Objective A: In the post about corporate reuse of old free-lance work, reproduce the passage word for word, starting with "Dear Mr. Computer" and going on through "around April 1?".

Start of Selected text

05.05.14

More treasures from the world of corporate sharing

Posted in Culture of Lickspittle, Cyberterrorism at 5:22 pm by George Smith

Even stuff you did more than 20 years ago isn’t safe from corporate theft. If there is a way to steal labor, it will be done. Here then for your enjoyment, from the Morning Call, a piece I did as a free-lancer in 1992. The Call, which belonged to Times-Mirror, now Tribune, never had a contract with any free-lance writers.

Digital distribution didn’t exist in any form for it. Free-lance articles were never copied to the wire service from Allentown.

But this piece has existed in the Call archives for 22 years. And while the newspaper has no digital rights to it, that hasn’t stopped it from putting it on the web.

I’m taking it back today.


It’s Not That Tricky To Use The PC For April Fool’s Revenge

Dear Mr. Computer Dude:

My PC plays Rossini’s “William Tell Overture” every time I turn it on. I can’t find anything about this in the manual. Is it an undocumented feature?

— Puzzled

Has this ever happened to someone you know? Like, maybe around April 1?

Time to get even! If you have a PC and a double sawbuck to spare, you’re all set to try your hand at some electronic practical jokes and maybe learn a little about computer security in the process.

End of Selected text
Start of Records for this task

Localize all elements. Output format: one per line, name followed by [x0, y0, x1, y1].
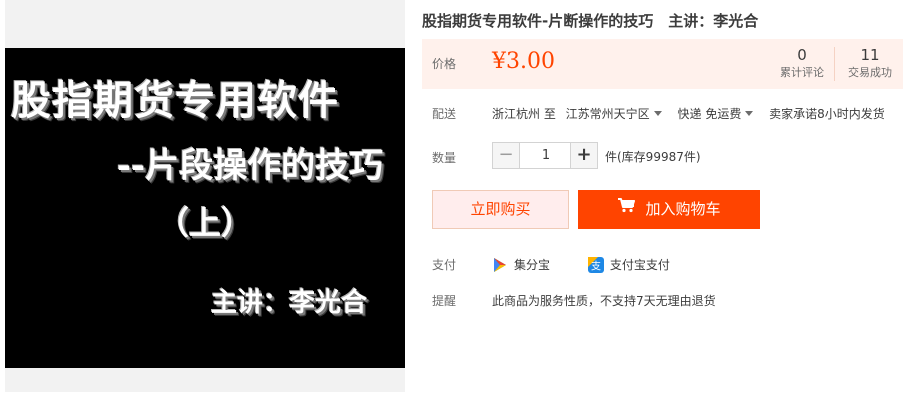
payment-options: 集分宝 支 支付宝支付: [492, 256, 670, 273]
reminder-label: 提醒: [432, 294, 457, 308]
jifenbao-label: 集分宝: [514, 258, 551, 272]
deals-label: 交易成功: [848, 66, 892, 79]
payment-option-alipay[interactable]: 支 支付宝支付: [587, 256, 670, 273]
alipay-label: 支付宝支付: [609, 258, 670, 272]
increase-button[interactable]: +: [570, 143, 597, 168]
delivery-content: 浙江杭州 至 江苏常州天宁区 快递 免运费 卖家承诺8小时内发货: [492, 105, 885, 122]
reviews-stat[interactable]: 0 累计评论: [774, 45, 830, 85]
stat-divider: [834, 47, 835, 81]
delivery-from: 浙江杭州 至: [492, 107, 556, 121]
delivery-destination-select[interactable]: 江苏常州天宁区: [566, 107, 670, 121]
delivery-method-select[interactable]: 快递 免运费: [678, 107, 762, 121]
image-title-line: 股指期货专用软件: [11, 77, 339, 124]
product-page: 股指期货专用软件 --片段操作的技巧 （上） 主讲：李光合 股指期货专用软件-片…: [0, 0, 908, 413]
reminder-text: 此商品为服务性质，不支持7天无理由退货: [492, 294, 716, 308]
add-to-cart-label: 加入购物车: [645, 200, 721, 218]
delivery-label: 配送: [432, 107, 457, 121]
reviews-label: 累计评论: [780, 66, 824, 79]
payment-option-jifenbao[interactable]: 集分宝: [492, 257, 554, 273]
image-lecturer-line: 主讲：李光合: [211, 288, 368, 318]
product-image-panel: 股指期货专用软件 --片段操作的技巧 （上） 主讲：李光合: [5, 0, 405, 392]
image-part-line: （上）: [157, 204, 254, 242]
buy-now-button[interactable]: 立即购买: [432, 190, 569, 229]
stock-info: 件(库存99987件): [605, 150, 701, 164]
svg-text:支: 支: [591, 260, 601, 272]
image-subtitle-line: --片段操作的技巧: [117, 146, 384, 186]
add-to-cart-button[interactable]: 加入购物车: [578, 190, 760, 229]
price-box: 价格 ¥3.00 0 累计评论 11 交易成功: [422, 39, 903, 89]
delivery-promise: 卖家承诺8小时内发货: [769, 107, 885, 121]
quantity-label: 数量: [432, 151, 457, 165]
price-value: ¥3.00: [492, 49, 555, 74]
chevron-down-icon: [745, 111, 754, 116]
price-label: 价格: [432, 57, 457, 71]
delivery-method: 快递 免运费: [677, 107, 742, 121]
quantity-stepper: − +: [492, 142, 598, 169]
jifenbao-icon: [492, 257, 508, 273]
deals-stat[interactable]: 11 交易成功: [840, 45, 900, 85]
quantity-input[interactable]: [521, 143, 571, 168]
reviews-count: 0: [797, 46, 807, 64]
payment-label: 支付: [432, 258, 457, 272]
product-title: 股指期货专用软件-片断操作的技巧 主讲：李光合: [422, 12, 759, 30]
alipay-icon: 支: [587, 256, 604, 273]
decrease-button[interactable]: −: [493, 143, 520, 168]
chevron-down-icon: [653, 111, 662, 116]
deals-count: 11: [860, 46, 880, 64]
product-image[interactable]: 股指期货专用软件 --片段操作的技巧 （上） 主讲：李光合: [5, 48, 405, 368]
delivery-destination: 江苏常州天宁区: [565, 107, 650, 121]
shopping-cart-icon: [617, 189, 636, 228]
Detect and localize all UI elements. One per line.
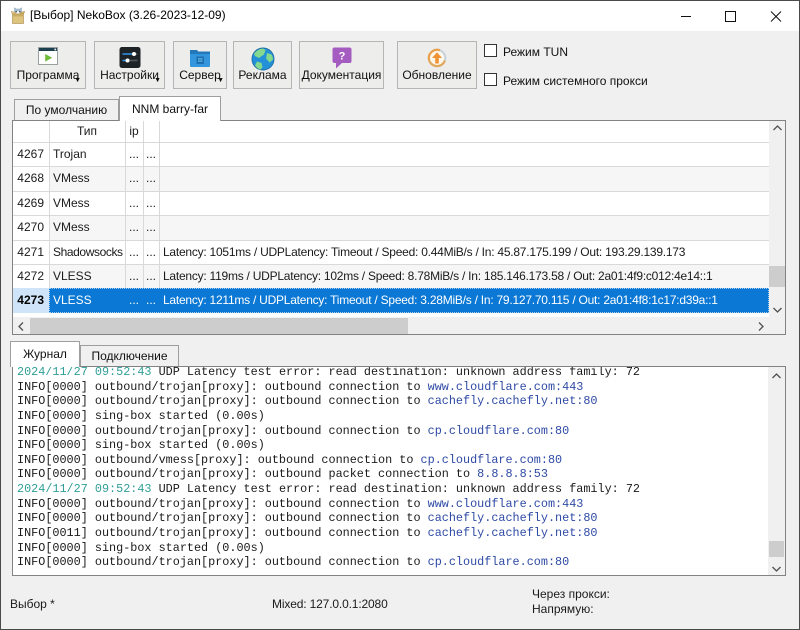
svg-text:?: ?	[338, 51, 345, 63]
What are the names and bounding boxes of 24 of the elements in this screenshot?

End of Records for this task

Objective B: Transcribe the rows word for word, starting with the line with "51, 345, 63]" and going on through the final line of the rows, both included.

Exercise answer A:
Dear Mr. Computer Dude:

My PC plays Rossini’s “William Tell Overture” every time I turn it on. I can’t find anything about this in the manual. Is it an undocumented feature?

— Puzzled

Has this ever happened to someone you know? Like, maybe around April 1?

Exercise answer B:
svg-text:?: ?	[338, 51, 345, 63]
What are the names and bounding boxes of 24 of the elements in this screenshot?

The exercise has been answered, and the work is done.